* TASK DATA *
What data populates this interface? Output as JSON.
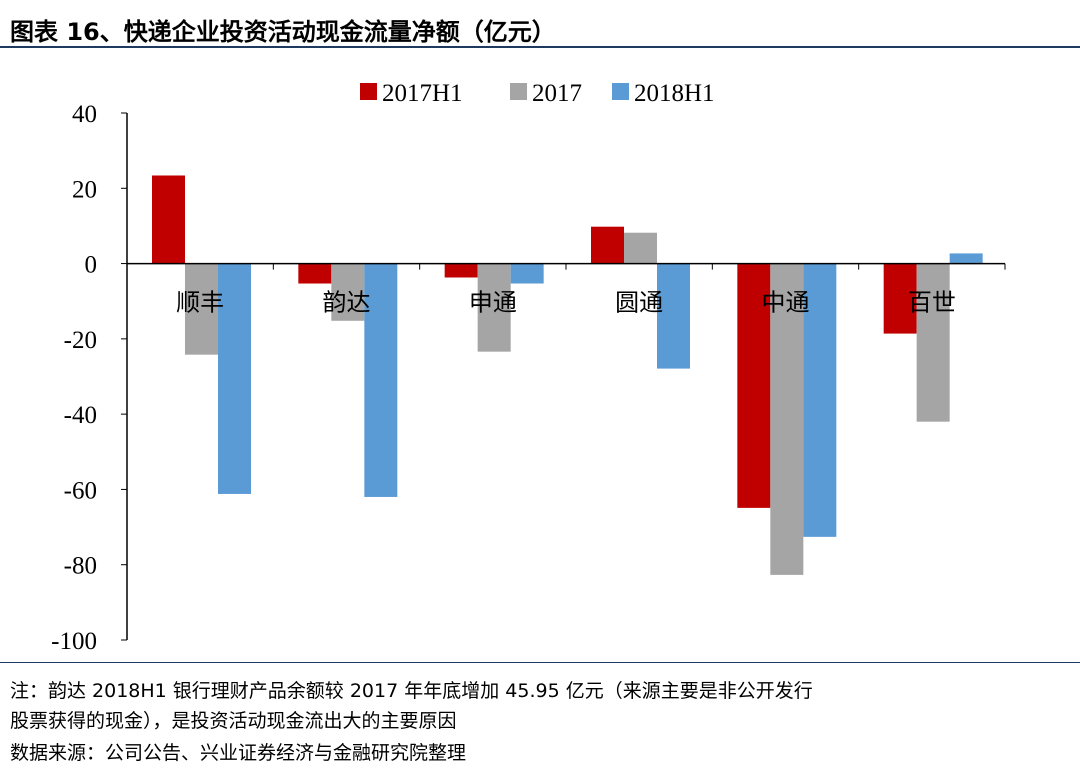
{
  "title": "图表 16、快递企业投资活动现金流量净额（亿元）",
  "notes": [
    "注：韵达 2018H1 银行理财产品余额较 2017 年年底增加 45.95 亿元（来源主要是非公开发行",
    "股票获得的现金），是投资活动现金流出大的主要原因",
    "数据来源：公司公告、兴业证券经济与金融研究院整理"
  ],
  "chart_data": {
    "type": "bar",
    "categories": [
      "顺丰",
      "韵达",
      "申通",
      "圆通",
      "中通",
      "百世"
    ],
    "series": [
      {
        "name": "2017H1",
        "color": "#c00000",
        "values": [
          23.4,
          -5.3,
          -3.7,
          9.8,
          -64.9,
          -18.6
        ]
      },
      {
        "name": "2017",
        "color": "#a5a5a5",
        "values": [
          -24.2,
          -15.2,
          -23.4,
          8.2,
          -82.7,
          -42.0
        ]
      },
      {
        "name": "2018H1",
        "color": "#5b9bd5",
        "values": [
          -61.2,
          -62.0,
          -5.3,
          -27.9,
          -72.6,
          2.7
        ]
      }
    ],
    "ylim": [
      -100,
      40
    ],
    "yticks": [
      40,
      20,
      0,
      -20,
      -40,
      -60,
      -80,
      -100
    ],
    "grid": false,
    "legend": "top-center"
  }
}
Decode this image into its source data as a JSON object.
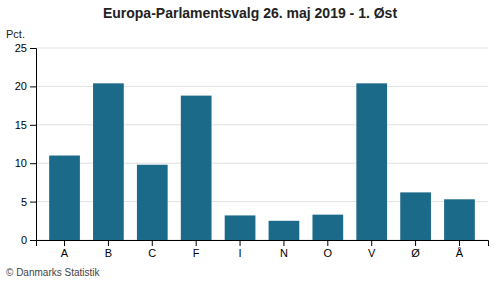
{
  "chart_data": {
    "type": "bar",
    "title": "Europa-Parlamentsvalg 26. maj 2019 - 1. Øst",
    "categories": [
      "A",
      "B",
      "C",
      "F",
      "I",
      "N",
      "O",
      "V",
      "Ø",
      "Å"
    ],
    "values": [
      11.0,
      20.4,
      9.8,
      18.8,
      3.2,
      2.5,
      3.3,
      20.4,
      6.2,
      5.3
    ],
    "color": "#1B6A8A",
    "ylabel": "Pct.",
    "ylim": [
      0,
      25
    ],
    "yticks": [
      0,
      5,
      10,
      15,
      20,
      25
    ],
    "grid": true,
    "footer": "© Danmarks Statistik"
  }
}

* THE EXERCISE *
Omit the images and transcribe all of the records above word for word.

* TASK RESPONSE *
What data populates this interface? Output as JSON.
{
  "title": "图表 16、快递企业投资活动现金流量净额（亿元）",
  "notes": [
    "注：韵达 2018H1 银行理财产品余额较 2017 年年底增加 45.95 亿元（来源主要是非公开发行",
    "股票获得的现金），是投资活动现金流出大的主要原因",
    "数据来源：公司公告、兴业证券经济与金融研究院整理"
  ],
  "chart_data": {
    "type": "bar",
    "categories": [
      "顺丰",
      "韵达",
      "申通",
      "圆通",
      "中通",
      "百世"
    ],
    "series": [
      {
        "name": "2017H1",
        "color": "#c00000",
        "values": [
          23.4,
          -5.3,
          -3.7,
          9.8,
          -64.9,
          -18.6
        ]
      },
      {
        "name": "2017",
        "color": "#a5a5a5",
        "values": [
          -24.2,
          -15.2,
          -23.4,
          8.2,
          -82.7,
          -42.0
        ]
      },
      {
        "name": "2018H1",
        "color": "#5b9bd5",
        "values": [
          -61.2,
          -62.0,
          -5.3,
          -27.9,
          -72.6,
          2.7
        ]
      }
    ],
    "ylim": [
      -100,
      40
    ],
    "yticks": [
      40,
      20,
      0,
      -20,
      -40,
      -60,
      -80,
      -100
    ],
    "grid": false,
    "legend": "top-center"
  }
}
Decode this image into its source data as a JSON object.
{
  "chart_data": {
    "type": "bar",
    "title": "Europa-Parlamentsvalg 26. maj 2019 - 1. Øst",
    "categories": [
      "A",
      "B",
      "C",
      "F",
      "I",
      "N",
      "O",
      "V",
      "Ø",
      "Å"
    ],
    "values": [
      11.0,
      20.4,
      9.8,
      18.8,
      3.2,
      2.5,
      3.3,
      20.4,
      6.2,
      5.3
    ],
    "color": "#1B6A8A",
    "ylabel": "Pct.",
    "ylim": [
      0,
      25
    ],
    "yticks": [
      0,
      5,
      10,
      15,
      20,
      25
    ],
    "grid": true,
    "footer": "© Danmarks Statistik"
  }
}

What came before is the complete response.